▸ **MATERIAL FOR THIS EXERCISE**:
━━━━━━

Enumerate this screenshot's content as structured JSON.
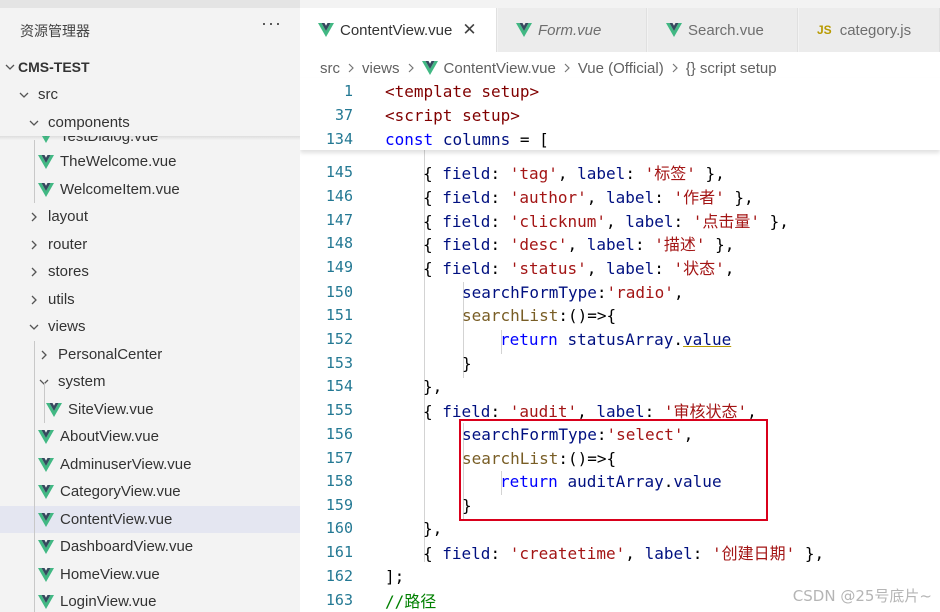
{
  "explorer": {
    "title": "资源管理器",
    "more": "···",
    "project": "CMS-TEST",
    "items": [
      {
        "label": "src",
        "type": "folder",
        "open": true
      },
      {
        "label": "components",
        "type": "folder",
        "open": true
      },
      {
        "label": "TestDialog.vue",
        "type": "vue"
      },
      {
        "label": "TheWelcome.vue",
        "type": "vue"
      },
      {
        "label": "WelcomeItem.vue",
        "type": "vue"
      },
      {
        "label": "layout",
        "type": "folder",
        "open": false
      },
      {
        "label": "router",
        "type": "folder",
        "open": false
      },
      {
        "label": "stores",
        "type": "folder",
        "open": false
      },
      {
        "label": "utils",
        "type": "folder",
        "open": false
      },
      {
        "label": "views",
        "type": "folder",
        "open": true
      },
      {
        "label": "PersonalCenter",
        "type": "folder",
        "open": false
      },
      {
        "label": "system",
        "type": "folder",
        "open": true
      },
      {
        "label": "SiteView.vue",
        "type": "vue"
      },
      {
        "label": "AboutView.vue",
        "type": "vue"
      },
      {
        "label": "AdminuserView.vue",
        "type": "vue"
      },
      {
        "label": "CategoryView.vue",
        "type": "vue"
      },
      {
        "label": "ContentView.vue",
        "type": "vue",
        "selected": true
      },
      {
        "label": "DashboardView.vue",
        "type": "vue"
      },
      {
        "label": "HomeView.vue",
        "type": "vue"
      },
      {
        "label": "LoginView.vue",
        "type": "vue"
      }
    ]
  },
  "tabs": [
    {
      "label": "ContentView.vue",
      "active": true,
      "close": "✕"
    },
    {
      "label": "Form.vue",
      "italic": true
    },
    {
      "label": "Search.vue"
    },
    {
      "label": "category.js",
      "icon": "JS"
    }
  ],
  "breadcrumb": [
    "src",
    "views",
    "ContentView.vue",
    "Vue (Official)",
    "{} script setup"
  ],
  "code": {
    "line1": {
      "n": "1",
      "text": "<template setup>"
    },
    "line37": {
      "n": "37",
      "text": "<script setup>"
    },
    "line134": {
      "n": "134",
      "kw": "const",
      "name": "columns",
      "rest": " = ["
    },
    "line145": {
      "n": "145",
      "field": "'tag'",
      "label": "'标签'"
    },
    "line146": {
      "n": "146",
      "field": "'author'",
      "label": "'作者'"
    },
    "line147": {
      "n": "147",
      "field": "'clicknum'",
      "label": "'点击量'"
    },
    "line148": {
      "n": "148",
      "field": "'desc'",
      "label": "'描述'"
    },
    "line149": {
      "n": "149",
      "field": "'status'",
      "label": "'状态'"
    },
    "line150": {
      "n": "150",
      "prop": "searchFormType",
      "val": "'radio'"
    },
    "line151": {
      "n": "151",
      "prop": "searchList"
    },
    "line152": {
      "n": "152",
      "kw": "return",
      "obj": "statusArray",
      "member": "value"
    },
    "line153": {
      "n": "153",
      "text": "}"
    },
    "line154": {
      "n": "154",
      "text": "},"
    },
    "line155": {
      "n": "155",
      "field": "'audit'",
      "label": "'审核状态'"
    },
    "line156": {
      "n": "156",
      "prop": "searchFormType",
      "val": "'select'"
    },
    "line157": {
      "n": "157",
      "prop": "searchList"
    },
    "line158": {
      "n": "158",
      "kw": "return",
      "obj": "auditArray",
      "member": "value"
    },
    "line159": {
      "n": "159",
      "text": "}"
    },
    "line160": {
      "n": "160",
      "text": "},"
    },
    "line161": {
      "n": "161",
      "field": "'createtime'",
      "label": "'创建日期'"
    },
    "line162": {
      "n": "162",
      "text": "];"
    },
    "line163": {
      "n": "163",
      "text": "//路径"
    },
    "kw_field": "field",
    "kw_label": "label"
  },
  "watermark": "CSDN @25号底片~",
  "colors": {
    "highlight": "#d9001b",
    "vue_green": "#41b883",
    "selected_row": "#e4e6f1"
  }
}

━━━━━━

▸ **WHAT YOU SHOULD DO**:
Copy the records above exactly. The pictures are not part of the copy.

▸ **RESULT FOR THIS TASK**:
Enumerate this screenshot's content as structured JSON.
{
  "explorer": {
    "title": "资源管理器",
    "more": "···",
    "project": "CMS-TEST",
    "items": [
      {
        "label": "src",
        "type": "folder",
        "open": true
      },
      {
        "label": "components",
        "type": "folder",
        "open": true
      },
      {
        "label": "TestDialog.vue",
        "type": "vue"
      },
      {
        "label": "TheWelcome.vue",
        "type": "vue"
      },
      {
        "label": "WelcomeItem.vue",
        "type": "vue"
      },
      {
        "label": "layout",
        "type": "folder",
        "open": false
      },
      {
        "label": "router",
        "type": "folder",
        "open": false
      },
      {
        "label": "stores",
        "type": "folder",
        "open": false
      },
      {
        "label": "utils",
        "type": "folder",
        "open": false
      },
      {
        "label": "views",
        "type": "folder",
        "open": true
      },
      {
        "label": "PersonalCenter",
        "type": "folder",
        "open": false
      },
      {
        "label": "system",
        "type": "folder",
        "open": true
      },
      {
        "label": "SiteView.vue",
        "type": "vue"
      },
      {
        "label": "AboutView.vue",
        "type": "vue"
      },
      {
        "label": "AdminuserView.vue",
        "type": "vue"
      },
      {
        "label": "CategoryView.vue",
        "type": "vue"
      },
      {
        "label": "ContentView.vue",
        "type": "vue",
        "selected": true
      },
      {
        "label": "DashboardView.vue",
        "type": "vue"
      },
      {
        "label": "HomeView.vue",
        "type": "vue"
      },
      {
        "label": "LoginView.vue",
        "type": "vue"
      }
    ]
  },
  "tabs": [
    {
      "label": "ContentView.vue",
      "active": true,
      "close": "✕"
    },
    {
      "label": "Form.vue",
      "italic": true
    },
    {
      "label": "Search.vue"
    },
    {
      "label": "category.js",
      "icon": "JS"
    }
  ],
  "breadcrumb": [
    "src",
    "views",
    "ContentView.vue",
    "Vue (Official)",
    "{} script setup"
  ],
  "code": {
    "line1": {
      "n": "1",
      "text": "<template setup>"
    },
    "line37": {
      "n": "37",
      "text": "<script setup>"
    },
    "line134": {
      "n": "134",
      "kw": "const",
      "name": "columns",
      "rest": " = ["
    },
    "line145": {
      "n": "145",
      "field": "'tag'",
      "label": "'标签'"
    },
    "line146": {
      "n": "146",
      "field": "'author'",
      "label": "'作者'"
    },
    "line147": {
      "n": "147",
      "field": "'clicknum'",
      "label": "'点击量'"
    },
    "line148": {
      "n": "148",
      "field": "'desc'",
      "label": "'描述'"
    },
    "line149": {
      "n": "149",
      "field": "'status'",
      "label": "'状态'"
    },
    "line150": {
      "n": "150",
      "prop": "searchFormType",
      "val": "'radio'"
    },
    "line151": {
      "n": "151",
      "prop": "searchList"
    },
    "line152": {
      "n": "152",
      "kw": "return",
      "obj": "statusArray",
      "member": "value"
    },
    "line153": {
      "n": "153",
      "text": "}"
    },
    "line154": {
      "n": "154",
      "text": "},"
    },
    "line155": {
      "n": "155",
      "field": "'audit'",
      "label": "'审核状态'"
    },
    "line156": {
      "n": "156",
      "prop": "searchFormType",
      "val": "'select'"
    },
    "line157": {
      "n": "157",
      "prop": "searchList"
    },
    "line158": {
      "n": "158",
      "kw": "return",
      "obj": "auditArray",
      "member": "value"
    },
    "line159": {
      "n": "159",
      "text": "}"
    },
    "line160": {
      "n": "160",
      "text": "},"
    },
    "line161": {
      "n": "161",
      "field": "'createtime'",
      "label": "'创建日期'"
    },
    "line162": {
      "n": "162",
      "text": "];"
    },
    "line163": {
      "n": "163",
      "text": "//路径"
    },
    "kw_field": "field",
    "kw_label": "label"
  },
  "watermark": "CSDN @25号底片~",
  "colors": {
    "highlight": "#d9001b",
    "vue_green": "#41b883",
    "selected_row": "#e4e6f1"
  }
}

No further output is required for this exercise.